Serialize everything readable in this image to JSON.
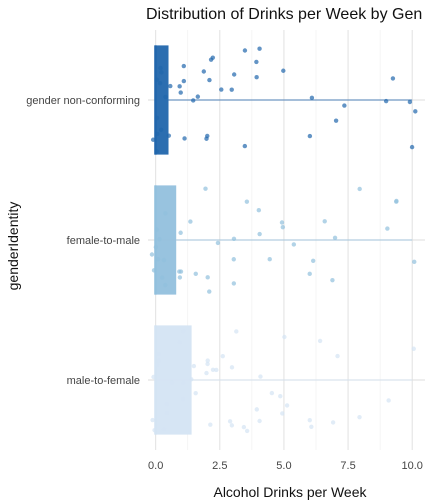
{
  "chart_data": {
    "type": "scatter",
    "subtype": "jittered strip plot with boxplot overlay",
    "title": "Distribution of Drinks per Week by Gen",
    "xlabel": "Alcohol Drinks per Week",
    "ylabel": "genderIdentity",
    "xlim": [
      -0.3,
      10.5
    ],
    "x_ticks": [
      0.0,
      2.5,
      5.0,
      7.5,
      10.0
    ],
    "x_tick_labels": [
      "0.0",
      "2.5",
      "5.0",
      "7.5",
      "10.0"
    ],
    "grid": "on",
    "legend": "none",
    "categories": [
      "gender non-conforming",
      "female-to-male",
      "male-to-female"
    ],
    "series": [
      {
        "category": "gender non-conforming",
        "color": "#2166ac",
        "box": {
          "q1": 0.0,
          "median": 0.0,
          "q3": 0.5,
          "whisker_high": 10.0
        },
        "points_x": [
          0.0,
          0.0,
          0.0,
          0.0,
          0.0,
          0.1,
          0.1,
          0.2,
          0.3,
          0.4,
          0.5,
          0.5,
          1.0,
          1.0,
          1.0,
          1.0,
          1.2,
          1.5,
          1.5,
          1.8,
          2.0,
          2.0,
          2.0,
          2.1,
          2.2,
          2.5,
          3.0,
          3.0,
          3.5,
          3.5,
          4.0,
          4.0,
          4.0,
          5.0,
          6.0,
          6.0,
          7.0,
          7.5,
          9.0,
          9.2,
          10.0,
          10.0,
          10.0
        ]
      },
      {
        "category": "female-to-male",
        "color": "#92c0dd",
        "box": {
          "q1": 0.0,
          "median": 0.0,
          "q3": 0.8,
          "whisker_high": 10.0
        },
        "points_x": [
          0.0,
          0.0,
          0.0,
          0.0,
          0.0,
          0.1,
          0.2,
          0.3,
          0.5,
          0.5,
          1.0,
          1.0,
          1.0,
          1.0,
          1.5,
          1.5,
          2.0,
          2.0,
          2.0,
          2.5,
          3.0,
          3.0,
          3.0,
          3.5,
          4.0,
          4.0,
          4.5,
          5.0,
          5.0,
          5.5,
          6.0,
          6.0,
          6.5,
          7.0,
          7.0,
          8.0,
          9.0,
          9.5,
          9.5,
          10.0
        ]
      },
      {
        "category": "male-to-female",
        "color": "#d4e4f3",
        "box": {
          "q1": 0.0,
          "median": 0.0,
          "q3": 1.4,
          "whisker_high": 10.0
        },
        "points_x": [
          0.0,
          0.0,
          0.0,
          0.0,
          0.0,
          0.2,
          0.3,
          0.5,
          0.5,
          0.7,
          1.0,
          1.0,
          1.0,
          1.0,
          1.5,
          1.5,
          1.5,
          2.0,
          2.0,
          2.0,
          2.0,
          2.2,
          2.5,
          2.5,
          3.0,
          3.0,
          3.0,
          3.0,
          3.5,
          3.5,
          4.0,
          4.0,
          4.0,
          4.5,
          5.0,
          5.0,
          5.0,
          5.0,
          6.0,
          6.0,
          6.5,
          7.0,
          7.0,
          8.0,
          9.0,
          10.0
        ]
      }
    ]
  }
}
□ □ □ □ □
Pictures excluded, quote all the data above exactly.

FINAL RESULT ->
Serialize everything readable in this image to JSON.
{
  "chart_data": {
    "type": "scatter",
    "subtype": "jittered strip plot with boxplot overlay",
    "title": "Distribution of Drinks per Week by Gen",
    "xlabel": "Alcohol Drinks per Week",
    "ylabel": "genderIdentity",
    "xlim": [
      -0.3,
      10.5
    ],
    "x_ticks": [
      0.0,
      2.5,
      5.0,
      7.5,
      10.0
    ],
    "x_tick_labels": [
      "0.0",
      "2.5",
      "5.0",
      "7.5",
      "10.0"
    ],
    "grid": "on",
    "legend": "none",
    "categories": [
      "gender non-conforming",
      "female-to-male",
      "male-to-female"
    ],
    "series": [
      {
        "category": "gender non-conforming",
        "color": "#2166ac",
        "box": {
          "q1": 0.0,
          "median": 0.0,
          "q3": 0.5,
          "whisker_high": 10.0
        },
        "points_x": [
          0.0,
          0.0,
          0.0,
          0.0,
          0.0,
          0.1,
          0.1,
          0.2,
          0.3,
          0.4,
          0.5,
          0.5,
          1.0,
          1.0,
          1.0,
          1.0,
          1.2,
          1.5,
          1.5,
          1.8,
          2.0,
          2.0,
          2.0,
          2.1,
          2.2,
          2.5,
          3.0,
          3.0,
          3.5,
          3.5,
          4.0,
          4.0,
          4.0,
          5.0,
          6.0,
          6.0,
          7.0,
          7.5,
          9.0,
          9.2,
          10.0,
          10.0,
          10.0
        ]
      },
      {
        "category": "female-to-male",
        "color": "#92c0dd",
        "box": {
          "q1": 0.0,
          "median": 0.0,
          "q3": 0.8,
          "whisker_high": 10.0
        },
        "points_x": [
          0.0,
          0.0,
          0.0,
          0.0,
          0.0,
          0.1,
          0.2,
          0.3,
          0.5,
          0.5,
          1.0,
          1.0,
          1.0,
          1.0,
          1.5,
          1.5,
          2.0,
          2.0,
          2.0,
          2.5,
          3.0,
          3.0,
          3.0,
          3.5,
          4.0,
          4.0,
          4.5,
          5.0,
          5.0,
          5.5,
          6.0,
          6.0,
          6.5,
          7.0,
          7.0,
          8.0,
          9.0,
          9.5,
          9.5,
          10.0
        ]
      },
      {
        "category": "male-to-female",
        "color": "#d4e4f3",
        "box": {
          "q1": 0.0,
          "median": 0.0,
          "q3": 1.4,
          "whisker_high": 10.0
        },
        "points_x": [
          0.0,
          0.0,
          0.0,
          0.0,
          0.0,
          0.2,
          0.3,
          0.5,
          0.5,
          0.7,
          1.0,
          1.0,
          1.0,
          1.0,
          1.5,
          1.5,
          1.5,
          2.0,
          2.0,
          2.0,
          2.0,
          2.2,
          2.5,
          2.5,
          3.0,
          3.0,
          3.0,
          3.0,
          3.5,
          3.5,
          4.0,
          4.0,
          4.0,
          4.5,
          5.0,
          5.0,
          5.0,
          5.0,
          6.0,
          6.0,
          6.5,
          7.0,
          7.0,
          8.0,
          9.0,
          10.0
        ]
      }
    ]
  }
}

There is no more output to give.